**Goal**
Transcribe the records below in full; pictures stay out of the copy.

══ Extracted material

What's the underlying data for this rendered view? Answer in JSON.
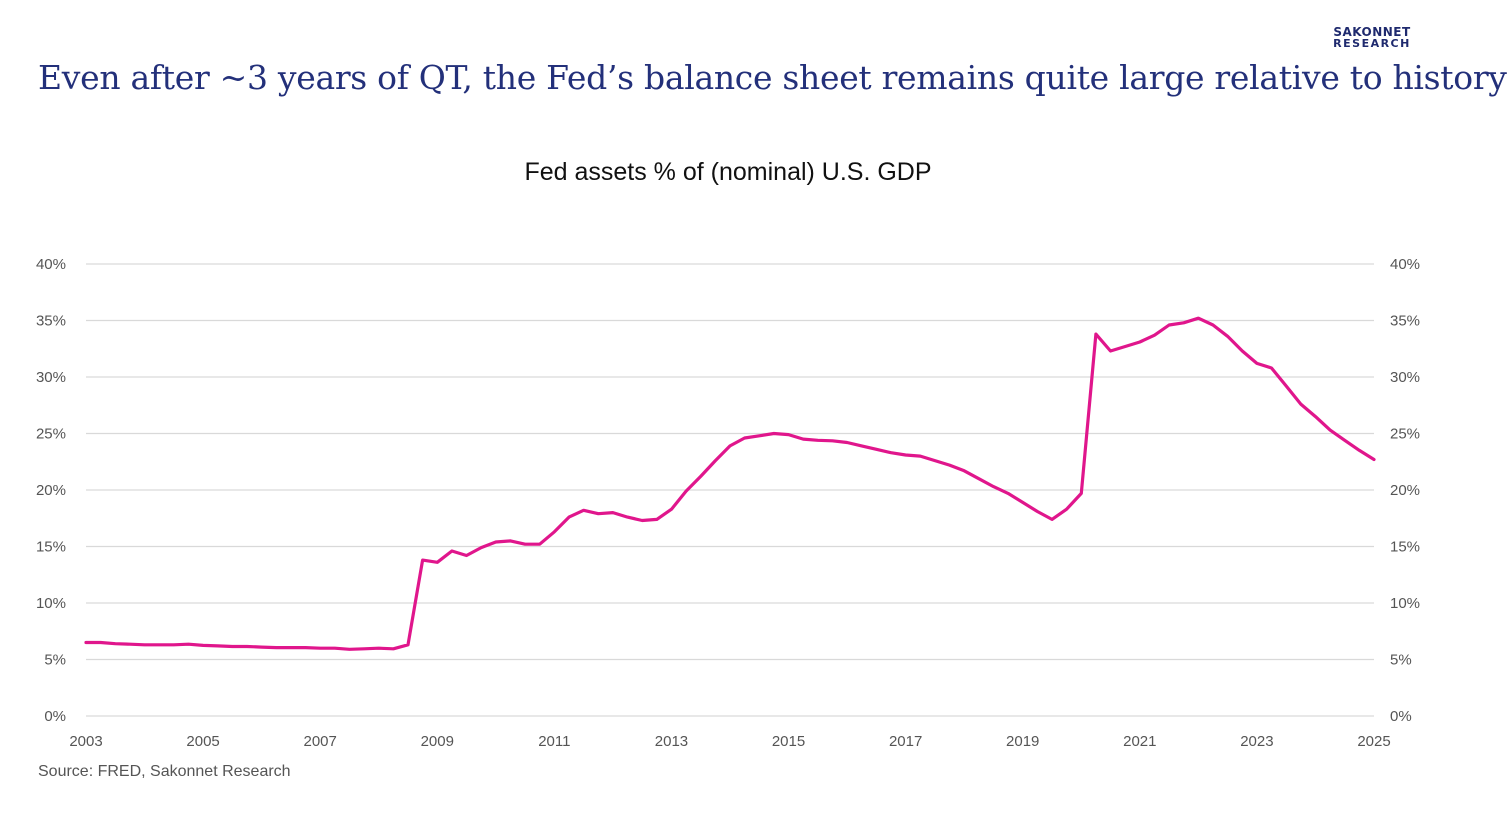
{
  "header": {
    "logo_line1": "SAKONNET",
    "logo_line2": "RESEARCH",
    "headline": "Even after ~3 years of QT, the Fed’s balance sheet remains quite large relative to history"
  },
  "footer": {
    "source": "Source: FRED, Sakonnet Research"
  },
  "colors": {
    "line": "#e0168c",
    "grid": "#d9d9d9",
    "headline": "#23307a"
  },
  "chart_data": {
    "type": "line",
    "title": "Fed assets % of (nominal) U.S. GDP",
    "xlabel": "",
    "ylabel": "",
    "xlim": [
      2003,
      2025
    ],
    "ylim": [
      0,
      40
    ],
    "x_ticks": [
      2003,
      2005,
      2007,
      2009,
      2011,
      2013,
      2015,
      2017,
      2019,
      2021,
      2023,
      2025
    ],
    "y_ticks": [
      0,
      5,
      10,
      15,
      20,
      25,
      30,
      35,
      40
    ],
    "y_tick_labels": [
      "0%",
      "5%",
      "10%",
      "15%",
      "20%",
      "25%",
      "30%",
      "35%",
      "40%"
    ],
    "dual_y_axis_labels": true,
    "grid": "horizontal",
    "legend": "none",
    "series": [
      {
        "x": [
          2003.0,
          2003.25,
          2003.5,
          2003.75,
          2004.0,
          2004.25,
          2004.5,
          2004.75,
          2005.0,
          2005.25,
          2005.5,
          2005.75,
          2006.0,
          2006.25,
          2006.5,
          2006.75,
          2007.0,
          2007.25,
          2007.5,
          2007.75,
          2008.0,
          2008.25,
          2008.5,
          2008.75,
          2009.0,
          2009.25,
          2009.5,
          2009.75,
          2010.0,
          2010.25,
          2010.5,
          2010.75,
          2011.0,
          2011.25,
          2011.5,
          2011.75,
          2012.0,
          2012.25,
          2012.5,
          2012.75,
          2013.0,
          2013.25,
          2013.5,
          2013.75,
          2014.0,
          2014.25,
          2014.5,
          2014.75,
          2015.0,
          2015.25,
          2015.5,
          2015.75,
          2016.0,
          2016.25,
          2016.5,
          2016.75,
          2017.0,
          2017.25,
          2017.5,
          2017.75,
          2018.0,
          2018.25,
          2018.5,
          2018.75,
          2019.0,
          2019.25,
          2019.5,
          2019.75,
          2020.0,
          2020.25,
          2020.5,
          2020.75,
          2021.0,
          2021.25,
          2021.5,
          2021.75,
          2022.0,
          2022.25,
          2022.5,
          2022.75,
          2023.0,
          2023.25,
          2023.5,
          2023.75,
          2024.0,
          2024.25,
          2024.5,
          2024.75,
          2025.0
        ],
        "y": [
          6.5,
          6.5,
          6.4,
          6.35,
          6.3,
          6.3,
          6.3,
          6.35,
          6.25,
          6.2,
          6.15,
          6.15,
          6.1,
          6.05,
          6.05,
          6.05,
          6.0,
          6.0,
          5.9,
          5.95,
          6.0,
          5.95,
          6.3,
          13.8,
          13.6,
          14.6,
          14.2,
          14.9,
          15.4,
          15.5,
          15.2,
          15.2,
          16.3,
          17.6,
          18.2,
          17.9,
          18.0,
          17.6,
          17.3,
          17.4,
          18.3,
          19.9,
          21.2,
          22.6,
          23.9,
          24.6,
          24.8,
          25.0,
          24.9,
          24.5,
          24.4,
          24.35,
          24.2,
          23.9,
          23.6,
          23.3,
          23.1,
          23.0,
          22.6,
          22.2,
          21.7,
          21.0,
          20.3,
          19.7,
          18.9,
          18.1,
          17.4,
          18.3,
          19.7,
          33.8,
          32.3,
          32.7,
          33.1,
          33.7,
          34.6,
          34.8,
          35.2,
          34.6,
          33.6,
          32.3,
          31.2,
          30.8,
          29.2,
          27.6,
          26.5,
          25.3,
          24.4,
          23.5,
          22.7
        ]
      }
    ]
  }
}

════

**Reply**
What's the underlying data for this rendered view? Answer in JSON.
{
  "header": {
    "logo_line1": "SAKONNET",
    "logo_line2": "RESEARCH",
    "headline": "Even after ~3 years of QT, the Fed’s balance sheet remains quite large relative to history"
  },
  "footer": {
    "source": "Source: FRED, Sakonnet Research"
  },
  "colors": {
    "line": "#e0168c",
    "grid": "#d9d9d9",
    "headline": "#23307a"
  },
  "chart_data": {
    "type": "line",
    "title": "Fed assets % of (nominal) U.S. GDP",
    "xlabel": "",
    "ylabel": "",
    "xlim": [
      2003,
      2025
    ],
    "ylim": [
      0,
      40
    ],
    "x_ticks": [
      2003,
      2005,
      2007,
      2009,
      2011,
      2013,
      2015,
      2017,
      2019,
      2021,
      2023,
      2025
    ],
    "y_ticks": [
      0,
      5,
      10,
      15,
      20,
      25,
      30,
      35,
      40
    ],
    "y_tick_labels": [
      "0%",
      "5%",
      "10%",
      "15%",
      "20%",
      "25%",
      "30%",
      "35%",
      "40%"
    ],
    "dual_y_axis_labels": true,
    "grid": "horizontal",
    "legend": "none",
    "series": [
      {
        "x": [
          2003.0,
          2003.25,
          2003.5,
          2003.75,
          2004.0,
          2004.25,
          2004.5,
          2004.75,
          2005.0,
          2005.25,
          2005.5,
          2005.75,
          2006.0,
          2006.25,
          2006.5,
          2006.75,
          2007.0,
          2007.25,
          2007.5,
          2007.75,
          2008.0,
          2008.25,
          2008.5,
          2008.75,
          2009.0,
          2009.25,
          2009.5,
          2009.75,
          2010.0,
          2010.25,
          2010.5,
          2010.75,
          2011.0,
          2011.25,
          2011.5,
          2011.75,
          2012.0,
          2012.25,
          2012.5,
          2012.75,
          2013.0,
          2013.25,
          2013.5,
          2013.75,
          2014.0,
          2014.25,
          2014.5,
          2014.75,
          2015.0,
          2015.25,
          2015.5,
          2015.75,
          2016.0,
          2016.25,
          2016.5,
          2016.75,
          2017.0,
          2017.25,
          2017.5,
          2017.75,
          2018.0,
          2018.25,
          2018.5,
          2018.75,
          2019.0,
          2019.25,
          2019.5,
          2019.75,
          2020.0,
          2020.25,
          2020.5,
          2020.75,
          2021.0,
          2021.25,
          2021.5,
          2021.75,
          2022.0,
          2022.25,
          2022.5,
          2022.75,
          2023.0,
          2023.25,
          2023.5,
          2023.75,
          2024.0,
          2024.25,
          2024.5,
          2024.75,
          2025.0
        ],
        "y": [
          6.5,
          6.5,
          6.4,
          6.35,
          6.3,
          6.3,
          6.3,
          6.35,
          6.25,
          6.2,
          6.15,
          6.15,
          6.1,
          6.05,
          6.05,
          6.05,
          6.0,
          6.0,
          5.9,
          5.95,
          6.0,
          5.95,
          6.3,
          13.8,
          13.6,
          14.6,
          14.2,
          14.9,
          15.4,
          15.5,
          15.2,
          15.2,
          16.3,
          17.6,
          18.2,
          17.9,
          18.0,
          17.6,
          17.3,
          17.4,
          18.3,
          19.9,
          21.2,
          22.6,
          23.9,
          24.6,
          24.8,
          25.0,
          24.9,
          24.5,
          24.4,
          24.35,
          24.2,
          23.9,
          23.6,
          23.3,
          23.1,
          23.0,
          22.6,
          22.2,
          21.7,
          21.0,
          20.3,
          19.7,
          18.9,
          18.1,
          17.4,
          18.3,
          19.7,
          33.8,
          32.3,
          32.7,
          33.1,
          33.7,
          34.6,
          34.8,
          35.2,
          34.6,
          33.6,
          32.3,
          31.2,
          30.8,
          29.2,
          27.6,
          26.5,
          25.3,
          24.4,
          23.5,
          22.7
        ]
      }
    ]
  }
}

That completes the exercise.